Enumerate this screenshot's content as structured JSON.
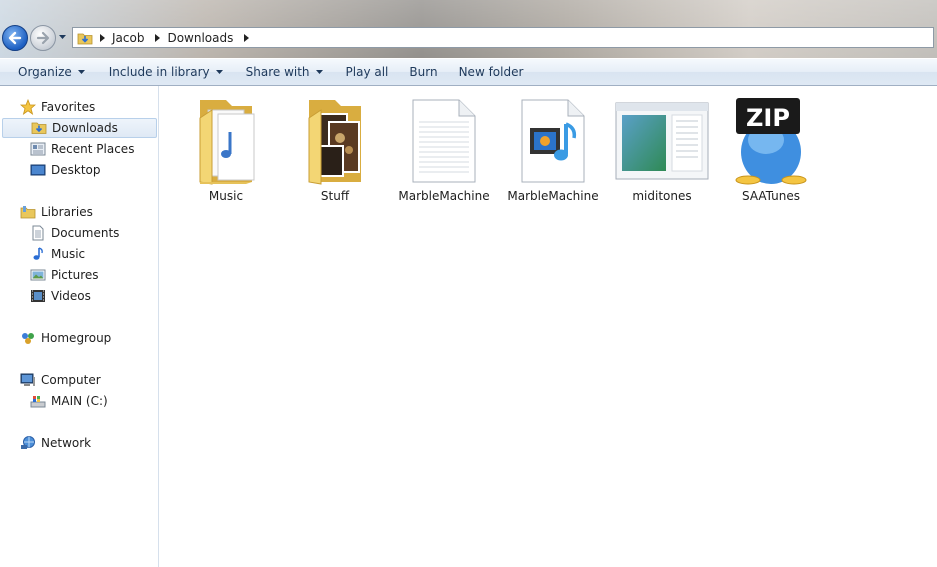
{
  "address": {
    "crumbs": [
      "Jacob",
      "Downloads"
    ]
  },
  "toolbar": {
    "organize": "Organize",
    "include_in_library": "Include in library",
    "share_with": "Share with",
    "play_all": "Play all",
    "burn": "Burn",
    "new_folder": "New folder"
  },
  "sidebar": {
    "favorites": "Favorites",
    "downloads": "Downloads",
    "recent_places": "Recent Places",
    "desktop": "Desktop",
    "libraries": "Libraries",
    "documents": "Documents",
    "music": "Music",
    "pictures": "Pictures",
    "videos": "Videos",
    "homegroup": "Homegroup",
    "computer": "Computer",
    "main_drive": "MAIN (C:)",
    "network": "Network"
  },
  "files": [
    {
      "name": "Music",
      "icon": "music-folder-icon"
    },
    {
      "name": "Stuff",
      "icon": "photo-folder-icon"
    },
    {
      "name": "MarbleMachine",
      "icon": "text-document-icon"
    },
    {
      "name": "MarbleMachine",
      "icon": "media-file-icon"
    },
    {
      "name": "miditones",
      "icon": "application-window-icon"
    },
    {
      "name": "SAATunes",
      "icon": "zip-archive-icon"
    }
  ],
  "zip_label": "ZIP",
  "colors": {
    "accent_blue": "#1d5fc2",
    "folder_yellow": "#f0d36a",
    "command_text": "#1e395b"
  }
}
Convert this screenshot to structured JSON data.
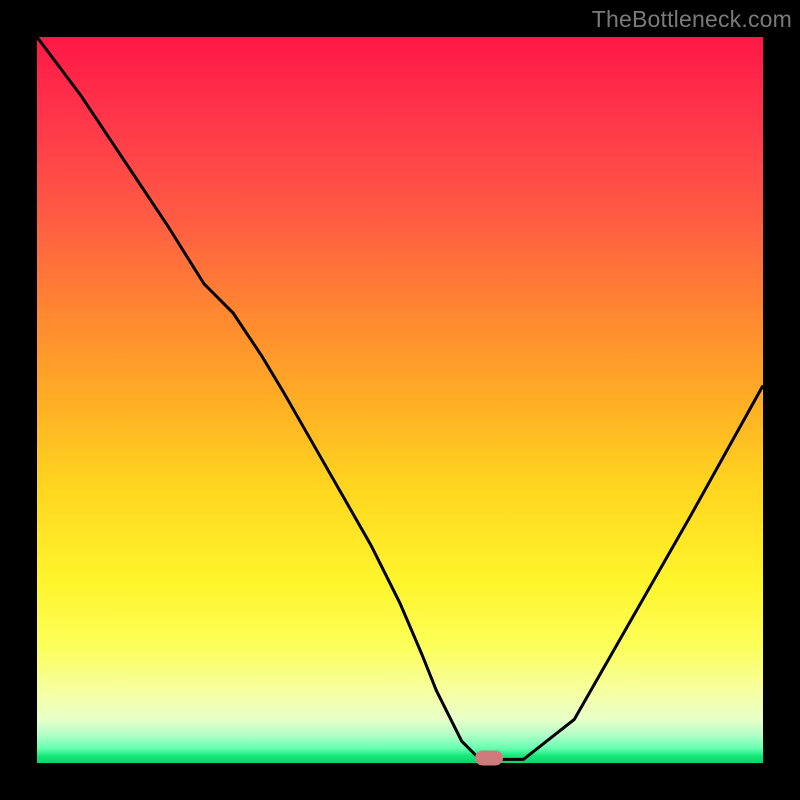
{
  "watermark": "TheBottleneck.com",
  "colors": {
    "frame_bg": "#000000",
    "curve": "#000000",
    "marker": "#cf7b7b",
    "gradient_top": "#ff1846",
    "gradient_bottom": "#0fd36a"
  },
  "chart_data": {
    "type": "line",
    "title": "",
    "xlabel": "",
    "ylabel": "",
    "xlim": [
      0,
      100
    ],
    "ylim": [
      0,
      100
    ],
    "x": [
      0,
      6,
      12,
      18,
      23,
      27,
      31,
      34,
      38,
      42,
      46,
      50,
      53,
      55,
      57,
      58.5,
      60.5,
      63.5,
      67,
      74,
      82,
      90,
      100
    ],
    "values": [
      100,
      92,
      83,
      74,
      66,
      62,
      56,
      51,
      44,
      37,
      30,
      22,
      15,
      10,
      6,
      3,
      1,
      0.5,
      0.5,
      6,
      20,
      34,
      52
    ],
    "marker": {
      "x": 62.2,
      "y": 0.7
    },
    "annotations": []
  }
}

**TO DO**: Scan the listing above and copy all lines containing the word "structured".

**FULL OUTPUT**:
Enumerate this screenshot's content as structured JSON.
Convert this screenshot to structured JSON data.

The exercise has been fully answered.